→ WHAT IS ASKED:
Tally the lines containing the word "Stefan", and report the tally alone.
— Start STORED RECORDS —
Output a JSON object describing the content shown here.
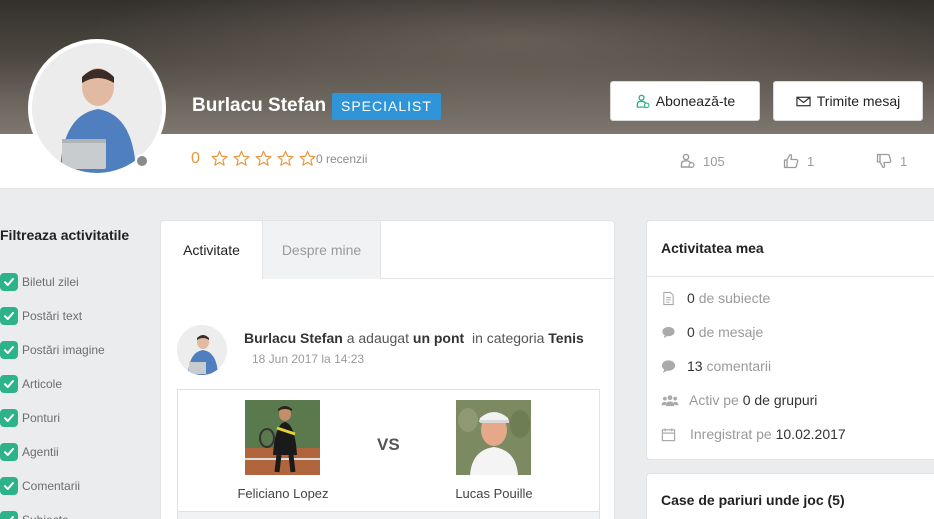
{
  "profile": {
    "name": "Burlacu Stefan",
    "badge": "SPECIALIST",
    "rating": "0",
    "stars_filled": 0,
    "stars_total": 5,
    "reviews": "0 recenzii",
    "subscribe_label": "Abonează-te",
    "message_label": "Trimite mesaj",
    "followers": "105",
    "likes": "1",
    "dislikes": "1",
    "status_color": "#8a8a8a"
  },
  "filters": {
    "title": "Filtreaza activitatile",
    "items": [
      {
        "label": "Biletul zilei",
        "checked": true
      },
      {
        "label": "Postări text",
        "checked": true
      },
      {
        "label": "Postări imagine",
        "checked": true
      },
      {
        "label": "Articole",
        "checked": true
      },
      {
        "label": "Ponturi",
        "checked": true
      },
      {
        "label": "Agentii",
        "checked": true
      },
      {
        "label": "Comentarii",
        "checked": true
      },
      {
        "label": "Subiecte",
        "checked": true
      }
    ]
  },
  "activity": {
    "tabs": [
      {
        "label": "Activitate",
        "active": true
      },
      {
        "label": "Despre mine",
        "active": false
      }
    ],
    "post": {
      "author": "Burlacu Stefan",
      "action": "a adaugat",
      "object": "un pont",
      "category_prefix": "in categoria",
      "category": "Tenis",
      "date": "18 Jun 2017 la 14:23"
    },
    "match": {
      "player1": "Feliciano Lopez",
      "vs": "VS",
      "player2": "Lucas Pouille"
    }
  },
  "my_activity": {
    "title": "Activitatea mea",
    "rows": [
      {
        "icon": "document-icon",
        "value": "0",
        "label": "de subiecte"
      },
      {
        "icon": "chat-bubble-icon",
        "value": "0",
        "label": "de mesaje"
      },
      {
        "icon": "comment-icon",
        "value": "13",
        "label": "comentarii"
      },
      {
        "icon": "group-icon",
        "prefix": "Activ pe",
        "value": "0 de grupuri"
      },
      {
        "icon": "calendar-icon",
        "prefix": "Inregistrat pe",
        "value": "10.02.2017"
      }
    ]
  },
  "betting": {
    "title": "Case de pariuri unde joc (5)"
  },
  "colors": {
    "accent_blue": "#2f95d8",
    "check_green": "#2db389",
    "rating_orange": "#e8963f"
  }
}
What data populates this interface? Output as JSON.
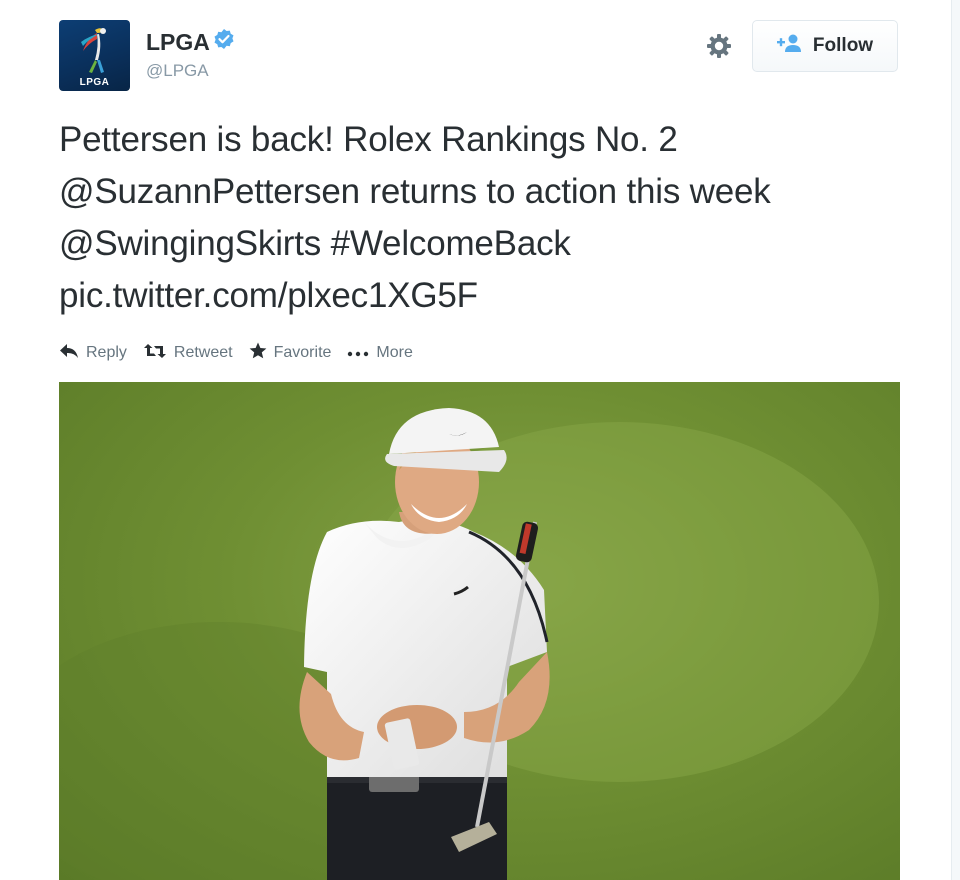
{
  "user": {
    "name": "LPGA",
    "handle": "@LPGA",
    "avatar_text": "LPGA",
    "verified_icon": "verified-badge-icon",
    "verified_color": "#55acee"
  },
  "header": {
    "settings_icon": "gear-icon",
    "follow_label": "Follow",
    "follow_icon": "add-person-icon",
    "accent": "#55acee"
  },
  "tweet": {
    "lines": [
      "Pettersen is back! Rolex Rankings No. 2",
      "@SuzannPettersen returns to action this week",
      "@SwingingSkirts #WelcomeBack",
      "pic.twitter.com/plxec1XG5F"
    ]
  },
  "actions": {
    "reply": "Reply",
    "retweet": "Retweet",
    "favorite": "Favorite",
    "more": "More"
  },
  "photo": {
    "subject": "smiling golfer in white cap and white polo holding a putter on green fairway"
  }
}
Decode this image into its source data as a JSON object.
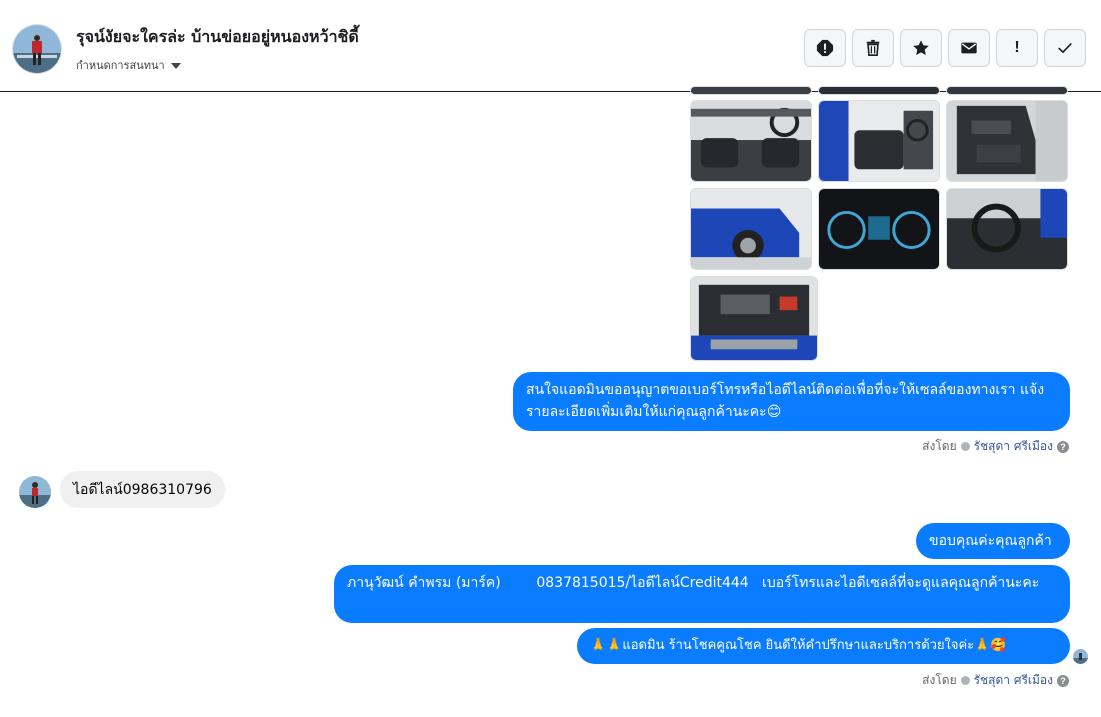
{
  "header": {
    "title": "รุจน์งัยจะใครล่ะ บ้านข่อยอยู่หนองหว้าชิดี้",
    "subtitle": "กำหนดการสนทนา",
    "actions": [
      {
        "name": "report-icon",
        "glyph": ""
      },
      {
        "name": "trash-icon",
        "glyph": ""
      },
      {
        "name": "star-icon",
        "glyph": ""
      },
      {
        "name": "mail-icon",
        "glyph": ""
      },
      {
        "name": "exclamation-icon",
        "glyph": "!"
      },
      {
        "name": "check-icon",
        "glyph": ""
      }
    ]
  },
  "messages": {
    "out_1": "สนใจแอดมินขออนุญาตขอเบอร์โทรหรือไอดีไลน์ติดต่อเพื่อที่จะให้เซลล์ของทางเรา แจ้งรายละเอียดเพิ่มเติมให้แก่คุณลูกค้านะคะ😊",
    "in_1": "ไอดีไลน์0986310796",
    "out_2": "ขอบคุณค่ะคุณลูกค้า",
    "out_3": "ภานุวัฒน์ คำพรม (มาร์ค)        0837815015/ไอดีไลน์Credit444   เบอร์โทรและไอดีเซลล์ที่จะดูแลคุณลูกค้านะคะ",
    "out_4": "🙏🙏แอดมิน ร้านโชคคูณโชค ยินดีให้คำปรึกษาและบริการด้วยใจค่ะ🙏🥰"
  },
  "sent_by": {
    "prefix": "ส่งโดย",
    "agent": "รัชสุดา ศรีเมือง",
    "help": "?"
  },
  "colors": {
    "outgoing_bubble": "#0a7cff",
    "incoming_bubble": "#f0f0f0",
    "link": "#385898"
  }
}
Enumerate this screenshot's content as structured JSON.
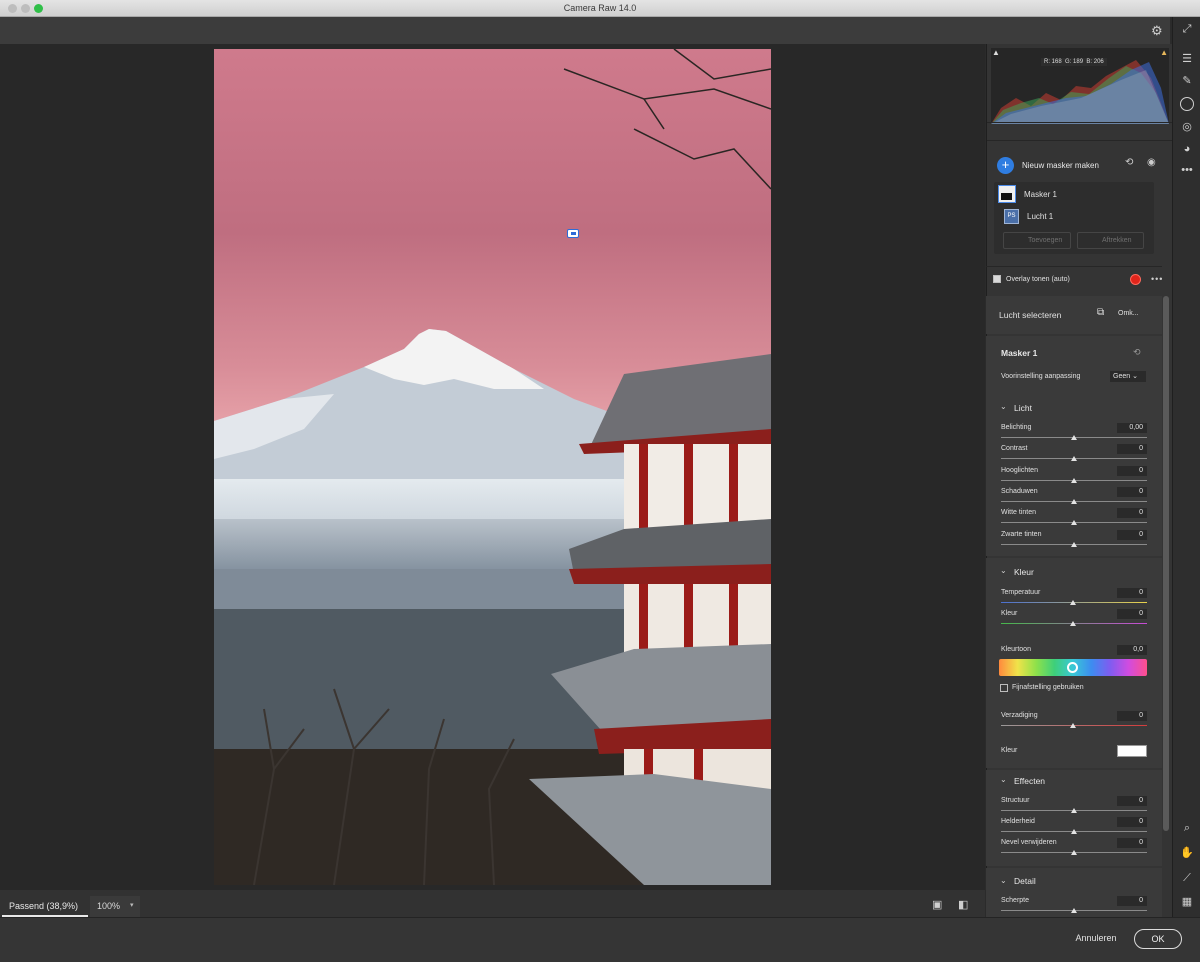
{
  "window": {
    "title": "Camera Raw 14.0"
  },
  "colors": {
    "accent": "#2f7de1",
    "overlay_color": "#e1251b",
    "panel_bg": "#343434"
  },
  "icons": {
    "settings": "gear-icon",
    "fullscreen": "expand-icon",
    "edit": "sliders-icon",
    "heal": "brush-icon",
    "masking": "mask-icon",
    "redeye": "eye-icon",
    "presets": "circles-icon",
    "more": "more-icon",
    "zoom": "magnifier-icon",
    "hand": "hand-icon",
    "sampler": "eyedropper-icon",
    "grid": "grid-icon"
  },
  "histogram": {
    "r": "R: 168",
    "g": "G: 189",
    "b": "B: 206"
  },
  "masks": {
    "new_mask_label": "Nieuw masker maken",
    "items": [
      {
        "name": "Masker 1"
      },
      {
        "name": "Lucht 1"
      }
    ],
    "add_label": "Toevoegen",
    "subtract_label": "Aftrekken",
    "overlay_label": "Overlay tonen (auto)",
    "overlay_checked": true
  },
  "sky": {
    "select_label": "Lucht selecteren",
    "invert_label": "Omk..."
  },
  "mask_panel": {
    "title": "Masker 1",
    "preset_label": "Voorinstelling aanpassing",
    "preset_value": "Geen"
  },
  "light": {
    "title": "Licht",
    "sliders": [
      {
        "label": "Belichting",
        "value": "0,00",
        "pos": 0.5
      },
      {
        "label": "Contrast",
        "value": "0",
        "pos": 0.5
      },
      {
        "label": "Hooglichten",
        "value": "0",
        "pos": 0.5
      },
      {
        "label": "Schaduwen",
        "value": "0",
        "pos": 0.5
      },
      {
        "label": "Witte tinten",
        "value": "0",
        "pos": 0.5
      },
      {
        "label": "Zwarte tinten",
        "value": "0",
        "pos": 0.5
      }
    ]
  },
  "color": {
    "title": "Kleur",
    "temperature_label": "Temperatuur",
    "temperature_value": "0",
    "tint_label": "Kleur",
    "tint_value": "0",
    "hue_label": "Kleurtoon",
    "hue_value": "0,0",
    "fine_label": "Fijnafstelling gebruiken",
    "fine_checked": false,
    "saturation_label": "Verzadiging",
    "saturation_value": "0",
    "swatch_label": "Kleur"
  },
  "effects": {
    "title": "Effecten",
    "sliders": [
      {
        "label": "Structuur",
        "value": "0",
        "pos": 0.5
      },
      {
        "label": "Helderheid",
        "value": "0",
        "pos": 0.5
      },
      {
        "label": "Nevel verwijderen",
        "value": "0",
        "pos": 0.5
      }
    ]
  },
  "detail": {
    "title": "Detail",
    "sliders": [
      {
        "label": "Scherpte",
        "value": "0",
        "pos": 0.5
      }
    ]
  },
  "zoom": {
    "fit_label": "Passend (38,9%)",
    "percent_label": "100%"
  },
  "footer": {
    "cancel_label": "Annuleren",
    "ok_label": "OK"
  }
}
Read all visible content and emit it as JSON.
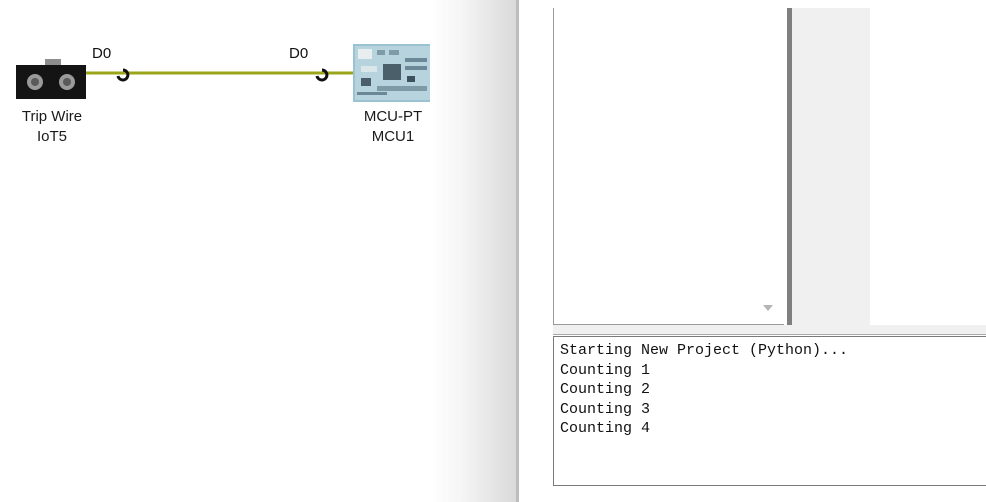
— End STORED RECORDS —
→ ANSWER IN FULL:
2